■ OBJECTIVE ■
Copy the listing below line for line, keeping every character the same.

■ SOURCE MATERIAL ■
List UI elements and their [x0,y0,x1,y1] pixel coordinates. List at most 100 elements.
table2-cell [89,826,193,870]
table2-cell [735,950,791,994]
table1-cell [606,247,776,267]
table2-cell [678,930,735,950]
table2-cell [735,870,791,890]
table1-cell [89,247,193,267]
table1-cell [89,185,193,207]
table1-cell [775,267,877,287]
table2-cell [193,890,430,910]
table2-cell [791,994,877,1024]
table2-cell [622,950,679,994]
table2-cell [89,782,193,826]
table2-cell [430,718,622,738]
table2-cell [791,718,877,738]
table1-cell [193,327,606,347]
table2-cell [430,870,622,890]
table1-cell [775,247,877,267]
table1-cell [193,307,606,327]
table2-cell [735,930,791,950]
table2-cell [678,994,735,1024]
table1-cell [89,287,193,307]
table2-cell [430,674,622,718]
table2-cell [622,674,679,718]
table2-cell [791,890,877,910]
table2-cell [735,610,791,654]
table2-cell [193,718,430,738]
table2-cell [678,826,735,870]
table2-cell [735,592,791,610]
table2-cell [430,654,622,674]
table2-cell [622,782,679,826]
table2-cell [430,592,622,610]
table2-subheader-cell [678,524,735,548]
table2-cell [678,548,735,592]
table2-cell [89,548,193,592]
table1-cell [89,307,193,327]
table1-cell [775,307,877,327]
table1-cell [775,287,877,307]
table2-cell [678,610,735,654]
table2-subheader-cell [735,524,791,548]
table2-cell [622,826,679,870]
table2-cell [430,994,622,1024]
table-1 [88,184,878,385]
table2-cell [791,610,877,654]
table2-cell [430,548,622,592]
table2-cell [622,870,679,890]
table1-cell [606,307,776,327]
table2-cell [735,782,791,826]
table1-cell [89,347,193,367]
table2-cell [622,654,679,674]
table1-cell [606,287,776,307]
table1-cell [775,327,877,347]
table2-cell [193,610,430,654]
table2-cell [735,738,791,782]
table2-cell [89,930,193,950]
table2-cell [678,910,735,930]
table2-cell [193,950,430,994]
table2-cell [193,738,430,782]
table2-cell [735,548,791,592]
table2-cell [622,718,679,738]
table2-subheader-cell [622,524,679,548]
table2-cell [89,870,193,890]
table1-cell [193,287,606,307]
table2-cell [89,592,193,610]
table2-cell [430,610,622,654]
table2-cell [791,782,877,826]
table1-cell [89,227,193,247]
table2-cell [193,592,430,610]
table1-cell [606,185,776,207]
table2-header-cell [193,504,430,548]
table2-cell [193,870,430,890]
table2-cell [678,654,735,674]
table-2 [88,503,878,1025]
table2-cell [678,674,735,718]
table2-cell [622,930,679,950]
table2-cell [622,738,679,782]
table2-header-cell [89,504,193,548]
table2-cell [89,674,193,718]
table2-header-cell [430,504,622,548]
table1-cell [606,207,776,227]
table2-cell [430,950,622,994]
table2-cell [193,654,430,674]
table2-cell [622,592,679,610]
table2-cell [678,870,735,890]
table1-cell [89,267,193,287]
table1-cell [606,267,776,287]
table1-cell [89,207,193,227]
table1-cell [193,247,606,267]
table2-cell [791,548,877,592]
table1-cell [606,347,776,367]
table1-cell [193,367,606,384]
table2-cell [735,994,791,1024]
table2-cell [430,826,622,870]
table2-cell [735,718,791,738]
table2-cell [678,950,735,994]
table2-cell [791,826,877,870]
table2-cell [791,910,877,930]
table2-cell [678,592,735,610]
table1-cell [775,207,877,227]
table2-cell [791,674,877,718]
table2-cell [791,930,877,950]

■ ANSWER TO THIS PROBLEM ■
List UI elements and their [x0,y0,x1,y1] pixel coordinates. List at most 100 elements.
table2-cell [89,826,193,870]
table2-cell [735,950,791,994]
table1-cell [606,247,776,267]
table2-cell [678,930,735,950]
table2-cell [735,870,791,890]
table1-cell [89,247,193,267]
table1-cell [89,185,193,207]
table1-cell [775,267,877,287]
table2-cell [193,890,430,910]
table2-cell [791,994,877,1024]
table2-cell [622,950,679,994]
table2-cell [89,782,193,826]
table2-cell [430,718,622,738]
table2-cell [791,718,877,738]
table1-cell [193,327,606,347]
table2-cell [430,870,622,890]
table1-cell [775,247,877,267]
table1-cell [193,307,606,327]
table2-cell [735,930,791,950]
table2-cell [678,994,735,1024]
table1-cell [89,287,193,307]
table2-cell [430,674,622,718]
table2-cell [622,674,679,718]
table2-cell [791,890,877,910]
table2-cell [735,610,791,654]
table2-cell [193,718,430,738]
table2-cell [678,826,735,870]
table2-cell [735,592,791,610]
table2-cell [430,654,622,674]
table2-cell [622,782,679,826]
table2-cell [430,592,622,610]
table2-subheader-cell [678,524,735,548]
table2-cell [678,548,735,592]
table2-cell [89,548,193,592]
table1-cell [89,307,193,327]
table1-cell [775,307,877,327]
table1-cell [775,287,877,307]
table2-cell [678,610,735,654]
table2-subheader-cell [735,524,791,548]
table2-cell [622,826,679,870]
table2-cell [430,994,622,1024]
table-1 [88,184,878,385]
table2-cell [791,610,877,654]
table2-cell [430,548,622,592]
table2-cell [622,870,679,890]
table1-cell [606,307,776,327]
table2-cell [735,782,791,826]
table1-cell [89,347,193,367]
table2-cell [622,654,679,674]
table1-cell [606,287,776,307]
table1-cell [775,327,877,347]
table2-cell [193,610,430,654]
table2-cell [735,738,791,782]
table2-cell [89,930,193,950]
table2-cell [678,910,735,930]
table2-cell [193,950,430,994]
table2-cell [193,738,430,782]
table2-cell [735,548,791,592]
table2-cell [622,718,679,738]
table2-subheader-cell [622,524,679,548]
table2-cell [89,870,193,890]
table1-cell [193,287,606,307]
table2-cell [89,592,193,610]
table2-cell [430,610,622,654]
table2-cell [791,782,877,826]
table1-cell [89,227,193,247]
table2-cell [193,592,430,610]
table1-cell [606,185,776,207]
table2-header-cell [193,504,430,548]
table2-cell [193,870,430,890]
table2-cell [678,654,735,674]
table-2 [88,503,878,1025]
table2-cell [678,674,735,718]
table2-cell [622,930,679,950]
table2-cell [622,738,679,782]
table2-header-cell [89,504,193,548]
table2-cell [89,674,193,718]
table2-header-cell [430,504,622,548]
table1-cell [606,207,776,227]
table2-cell [430,950,622,994]
table2-cell [193,654,430,674]
table2-cell [622,592,679,610]
table2-cell [678,870,735,890]
table1-cell [89,267,193,287]
table1-cell [606,267,776,287]
table1-cell [89,207,193,227]
table1-cell [193,247,606,267]
table2-cell [791,548,877,592]
table1-cell [606,347,776,367]
table1-cell [193,367,606,384]
table2-cell [735,994,791,1024]
table2-cell [430,826,622,870]
table2-cell [735,718,791,738]
table2-cell [678,950,735,994]
table2-cell [791,826,877,870]
table2-cell [791,910,877,930]
table2-cell [678,592,735,610]
table1-cell [775,207,877,227]
table2-cell [791,674,877,718]
table2-cell [791,930,877,950]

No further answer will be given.